Figure collection entries

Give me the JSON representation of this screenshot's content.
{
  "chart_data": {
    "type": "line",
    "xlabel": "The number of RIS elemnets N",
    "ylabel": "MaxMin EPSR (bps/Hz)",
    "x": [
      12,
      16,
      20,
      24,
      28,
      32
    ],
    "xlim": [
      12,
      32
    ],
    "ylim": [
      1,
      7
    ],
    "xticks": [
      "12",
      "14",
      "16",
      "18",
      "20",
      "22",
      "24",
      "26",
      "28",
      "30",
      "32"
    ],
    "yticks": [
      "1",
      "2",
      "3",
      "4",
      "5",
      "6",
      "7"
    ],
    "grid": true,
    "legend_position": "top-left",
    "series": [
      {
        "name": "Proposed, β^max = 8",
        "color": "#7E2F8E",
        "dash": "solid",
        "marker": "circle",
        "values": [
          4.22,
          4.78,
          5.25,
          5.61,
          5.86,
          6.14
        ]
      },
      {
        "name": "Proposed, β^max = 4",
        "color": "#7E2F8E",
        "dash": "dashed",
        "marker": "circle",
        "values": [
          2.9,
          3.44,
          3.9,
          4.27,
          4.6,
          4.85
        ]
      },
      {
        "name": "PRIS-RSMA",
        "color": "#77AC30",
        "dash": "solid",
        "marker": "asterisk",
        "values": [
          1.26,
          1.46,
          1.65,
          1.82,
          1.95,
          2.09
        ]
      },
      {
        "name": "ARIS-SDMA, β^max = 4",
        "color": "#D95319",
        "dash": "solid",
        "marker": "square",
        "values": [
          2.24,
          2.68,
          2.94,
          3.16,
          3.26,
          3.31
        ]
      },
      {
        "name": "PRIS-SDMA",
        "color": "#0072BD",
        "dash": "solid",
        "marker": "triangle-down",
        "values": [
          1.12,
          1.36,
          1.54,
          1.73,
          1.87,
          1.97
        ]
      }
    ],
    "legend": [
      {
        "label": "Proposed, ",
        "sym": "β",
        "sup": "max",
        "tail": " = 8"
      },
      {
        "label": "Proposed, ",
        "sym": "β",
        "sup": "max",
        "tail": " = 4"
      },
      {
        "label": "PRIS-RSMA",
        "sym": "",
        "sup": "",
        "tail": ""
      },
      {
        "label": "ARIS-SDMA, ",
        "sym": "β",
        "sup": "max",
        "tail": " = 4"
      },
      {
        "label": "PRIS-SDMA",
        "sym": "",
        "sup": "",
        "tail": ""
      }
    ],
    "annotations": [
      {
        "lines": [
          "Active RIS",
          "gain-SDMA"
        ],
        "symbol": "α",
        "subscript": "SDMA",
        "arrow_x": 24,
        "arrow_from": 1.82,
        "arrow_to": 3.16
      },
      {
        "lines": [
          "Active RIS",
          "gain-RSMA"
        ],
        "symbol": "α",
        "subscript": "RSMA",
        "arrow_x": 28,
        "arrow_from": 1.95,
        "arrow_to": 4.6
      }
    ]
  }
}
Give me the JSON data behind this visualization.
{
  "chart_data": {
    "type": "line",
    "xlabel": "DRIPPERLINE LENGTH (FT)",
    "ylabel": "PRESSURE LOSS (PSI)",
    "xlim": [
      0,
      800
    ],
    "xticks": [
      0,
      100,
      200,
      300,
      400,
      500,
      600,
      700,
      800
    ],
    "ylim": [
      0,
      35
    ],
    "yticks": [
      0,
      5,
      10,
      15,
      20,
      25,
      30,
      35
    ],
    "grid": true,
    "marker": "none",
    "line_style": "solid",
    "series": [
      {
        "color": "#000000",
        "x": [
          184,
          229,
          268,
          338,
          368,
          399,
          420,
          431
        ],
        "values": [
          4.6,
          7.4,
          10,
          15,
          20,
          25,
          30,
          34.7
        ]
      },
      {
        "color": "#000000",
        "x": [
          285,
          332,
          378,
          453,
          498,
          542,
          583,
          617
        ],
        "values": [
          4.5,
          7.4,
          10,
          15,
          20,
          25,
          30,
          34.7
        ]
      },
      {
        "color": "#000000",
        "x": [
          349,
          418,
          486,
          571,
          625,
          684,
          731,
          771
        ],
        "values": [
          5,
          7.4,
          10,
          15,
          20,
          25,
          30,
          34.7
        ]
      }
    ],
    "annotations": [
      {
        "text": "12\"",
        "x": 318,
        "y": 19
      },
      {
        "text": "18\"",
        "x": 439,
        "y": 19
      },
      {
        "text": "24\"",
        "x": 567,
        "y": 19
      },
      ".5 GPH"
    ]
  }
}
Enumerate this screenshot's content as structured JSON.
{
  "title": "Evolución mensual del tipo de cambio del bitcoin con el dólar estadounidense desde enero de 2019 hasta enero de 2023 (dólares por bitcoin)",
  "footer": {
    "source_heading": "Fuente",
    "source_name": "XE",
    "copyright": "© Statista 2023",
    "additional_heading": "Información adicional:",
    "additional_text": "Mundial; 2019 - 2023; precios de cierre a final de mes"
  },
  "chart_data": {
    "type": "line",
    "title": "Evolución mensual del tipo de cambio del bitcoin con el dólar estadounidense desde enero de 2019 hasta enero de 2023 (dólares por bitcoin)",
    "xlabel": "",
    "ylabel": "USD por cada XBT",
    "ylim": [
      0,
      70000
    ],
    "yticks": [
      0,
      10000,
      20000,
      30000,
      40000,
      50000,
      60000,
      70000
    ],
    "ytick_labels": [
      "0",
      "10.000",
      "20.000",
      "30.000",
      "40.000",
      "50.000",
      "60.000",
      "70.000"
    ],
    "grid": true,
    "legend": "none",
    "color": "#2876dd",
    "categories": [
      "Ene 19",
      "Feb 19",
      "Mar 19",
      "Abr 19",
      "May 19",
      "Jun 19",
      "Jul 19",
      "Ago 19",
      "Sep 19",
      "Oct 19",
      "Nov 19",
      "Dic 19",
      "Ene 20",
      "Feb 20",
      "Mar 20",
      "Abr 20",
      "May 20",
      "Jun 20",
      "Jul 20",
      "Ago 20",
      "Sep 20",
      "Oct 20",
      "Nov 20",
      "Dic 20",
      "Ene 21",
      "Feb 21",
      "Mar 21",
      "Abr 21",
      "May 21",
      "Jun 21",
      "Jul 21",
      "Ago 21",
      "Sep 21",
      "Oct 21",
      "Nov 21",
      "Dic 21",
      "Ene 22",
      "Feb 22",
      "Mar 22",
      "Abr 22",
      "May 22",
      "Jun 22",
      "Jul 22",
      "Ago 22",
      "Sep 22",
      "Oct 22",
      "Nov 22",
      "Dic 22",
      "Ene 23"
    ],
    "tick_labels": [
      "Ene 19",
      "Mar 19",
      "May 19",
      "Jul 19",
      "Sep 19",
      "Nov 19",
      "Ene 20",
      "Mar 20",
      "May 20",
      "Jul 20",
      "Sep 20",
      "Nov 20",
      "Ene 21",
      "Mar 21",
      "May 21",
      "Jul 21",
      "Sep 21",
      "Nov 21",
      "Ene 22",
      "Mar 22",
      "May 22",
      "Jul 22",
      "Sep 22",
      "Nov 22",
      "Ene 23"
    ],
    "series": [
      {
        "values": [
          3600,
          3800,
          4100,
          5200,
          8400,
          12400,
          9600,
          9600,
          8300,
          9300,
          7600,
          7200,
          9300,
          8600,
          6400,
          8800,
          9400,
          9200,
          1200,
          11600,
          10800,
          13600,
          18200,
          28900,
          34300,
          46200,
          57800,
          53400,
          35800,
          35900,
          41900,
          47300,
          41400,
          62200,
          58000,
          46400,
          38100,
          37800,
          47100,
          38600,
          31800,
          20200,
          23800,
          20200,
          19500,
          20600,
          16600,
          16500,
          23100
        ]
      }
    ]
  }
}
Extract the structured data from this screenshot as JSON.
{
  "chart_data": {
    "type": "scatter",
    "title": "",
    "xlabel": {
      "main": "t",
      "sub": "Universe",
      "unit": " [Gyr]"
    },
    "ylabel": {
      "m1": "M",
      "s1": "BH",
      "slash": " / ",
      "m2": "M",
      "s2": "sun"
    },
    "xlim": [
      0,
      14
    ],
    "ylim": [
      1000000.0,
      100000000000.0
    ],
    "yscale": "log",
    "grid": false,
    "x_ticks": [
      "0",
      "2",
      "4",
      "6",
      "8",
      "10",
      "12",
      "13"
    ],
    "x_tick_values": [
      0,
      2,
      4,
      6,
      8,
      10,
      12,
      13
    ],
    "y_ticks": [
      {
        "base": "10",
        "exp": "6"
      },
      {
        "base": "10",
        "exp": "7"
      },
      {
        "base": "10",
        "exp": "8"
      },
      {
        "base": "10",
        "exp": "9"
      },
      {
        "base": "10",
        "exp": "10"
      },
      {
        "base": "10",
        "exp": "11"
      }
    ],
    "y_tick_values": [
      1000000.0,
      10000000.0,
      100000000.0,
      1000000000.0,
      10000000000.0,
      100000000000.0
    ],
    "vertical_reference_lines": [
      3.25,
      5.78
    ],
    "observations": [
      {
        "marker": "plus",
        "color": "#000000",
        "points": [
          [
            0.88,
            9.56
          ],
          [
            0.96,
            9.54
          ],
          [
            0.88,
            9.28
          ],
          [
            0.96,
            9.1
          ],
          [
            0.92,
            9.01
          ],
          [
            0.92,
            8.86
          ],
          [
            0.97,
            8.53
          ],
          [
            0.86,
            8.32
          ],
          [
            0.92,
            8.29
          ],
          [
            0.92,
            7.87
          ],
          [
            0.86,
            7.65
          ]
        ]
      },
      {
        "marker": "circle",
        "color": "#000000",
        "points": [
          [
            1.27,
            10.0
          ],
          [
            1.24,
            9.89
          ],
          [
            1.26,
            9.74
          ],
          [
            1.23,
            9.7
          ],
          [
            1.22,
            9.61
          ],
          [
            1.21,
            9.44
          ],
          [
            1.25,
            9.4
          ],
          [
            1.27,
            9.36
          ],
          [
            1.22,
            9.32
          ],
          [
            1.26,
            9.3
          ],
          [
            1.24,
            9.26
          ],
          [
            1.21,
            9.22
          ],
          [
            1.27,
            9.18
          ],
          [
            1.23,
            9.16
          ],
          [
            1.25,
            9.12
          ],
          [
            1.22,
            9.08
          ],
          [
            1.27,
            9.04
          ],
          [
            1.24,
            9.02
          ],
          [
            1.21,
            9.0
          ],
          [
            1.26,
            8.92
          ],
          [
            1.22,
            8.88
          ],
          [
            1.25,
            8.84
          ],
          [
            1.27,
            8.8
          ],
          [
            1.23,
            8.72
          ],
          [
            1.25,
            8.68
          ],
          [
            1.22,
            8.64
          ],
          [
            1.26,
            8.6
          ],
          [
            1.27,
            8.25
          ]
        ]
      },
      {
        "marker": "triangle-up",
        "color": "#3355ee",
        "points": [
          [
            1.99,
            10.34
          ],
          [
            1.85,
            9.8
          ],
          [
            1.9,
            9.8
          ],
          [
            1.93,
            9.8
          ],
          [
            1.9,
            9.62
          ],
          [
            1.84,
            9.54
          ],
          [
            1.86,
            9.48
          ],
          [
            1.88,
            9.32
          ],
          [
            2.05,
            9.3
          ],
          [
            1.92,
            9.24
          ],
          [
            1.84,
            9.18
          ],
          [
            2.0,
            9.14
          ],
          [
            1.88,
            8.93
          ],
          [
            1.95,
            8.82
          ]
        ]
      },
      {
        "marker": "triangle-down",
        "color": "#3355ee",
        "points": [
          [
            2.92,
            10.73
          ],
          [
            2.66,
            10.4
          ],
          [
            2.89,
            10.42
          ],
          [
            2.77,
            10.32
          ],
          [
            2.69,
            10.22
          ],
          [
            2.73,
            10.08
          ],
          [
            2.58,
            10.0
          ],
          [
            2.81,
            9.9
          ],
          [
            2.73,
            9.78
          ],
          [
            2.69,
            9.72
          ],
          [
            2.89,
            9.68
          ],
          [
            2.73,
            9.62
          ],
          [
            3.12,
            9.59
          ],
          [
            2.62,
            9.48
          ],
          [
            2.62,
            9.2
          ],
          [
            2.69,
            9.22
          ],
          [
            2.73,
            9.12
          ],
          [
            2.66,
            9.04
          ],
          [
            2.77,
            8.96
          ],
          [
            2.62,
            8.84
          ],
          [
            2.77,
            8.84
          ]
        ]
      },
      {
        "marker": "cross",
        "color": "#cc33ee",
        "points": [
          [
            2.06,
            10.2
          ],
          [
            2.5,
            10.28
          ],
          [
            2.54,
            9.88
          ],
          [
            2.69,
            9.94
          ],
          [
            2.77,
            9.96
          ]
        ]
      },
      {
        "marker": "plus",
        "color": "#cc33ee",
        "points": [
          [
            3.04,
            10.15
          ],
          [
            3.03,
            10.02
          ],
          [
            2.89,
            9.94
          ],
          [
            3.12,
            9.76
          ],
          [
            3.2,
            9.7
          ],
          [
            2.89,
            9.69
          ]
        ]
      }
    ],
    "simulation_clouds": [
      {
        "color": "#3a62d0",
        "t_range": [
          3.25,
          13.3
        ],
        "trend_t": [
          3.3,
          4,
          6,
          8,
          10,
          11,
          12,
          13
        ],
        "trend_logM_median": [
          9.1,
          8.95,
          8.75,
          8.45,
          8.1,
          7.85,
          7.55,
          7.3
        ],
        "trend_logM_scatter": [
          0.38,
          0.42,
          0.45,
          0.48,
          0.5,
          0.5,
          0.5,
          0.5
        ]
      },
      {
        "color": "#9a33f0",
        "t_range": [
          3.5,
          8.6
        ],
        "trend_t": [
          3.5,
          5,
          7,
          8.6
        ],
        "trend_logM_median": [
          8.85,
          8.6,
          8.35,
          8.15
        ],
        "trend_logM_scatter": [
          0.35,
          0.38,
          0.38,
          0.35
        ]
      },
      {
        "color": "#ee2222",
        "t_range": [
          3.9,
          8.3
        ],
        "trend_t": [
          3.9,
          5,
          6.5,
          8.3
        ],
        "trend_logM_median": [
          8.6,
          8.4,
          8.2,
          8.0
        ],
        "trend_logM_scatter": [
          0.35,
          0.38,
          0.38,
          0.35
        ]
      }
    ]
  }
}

WRITTEN TASK
Copy each line above where the string "screenshot" occurs.

FULL OUTPUT
Give me the JSON representation of this screenshot's content.
Enumerate this screenshot's content as structured JSON.
Extract the structured data from this screenshot as JSON.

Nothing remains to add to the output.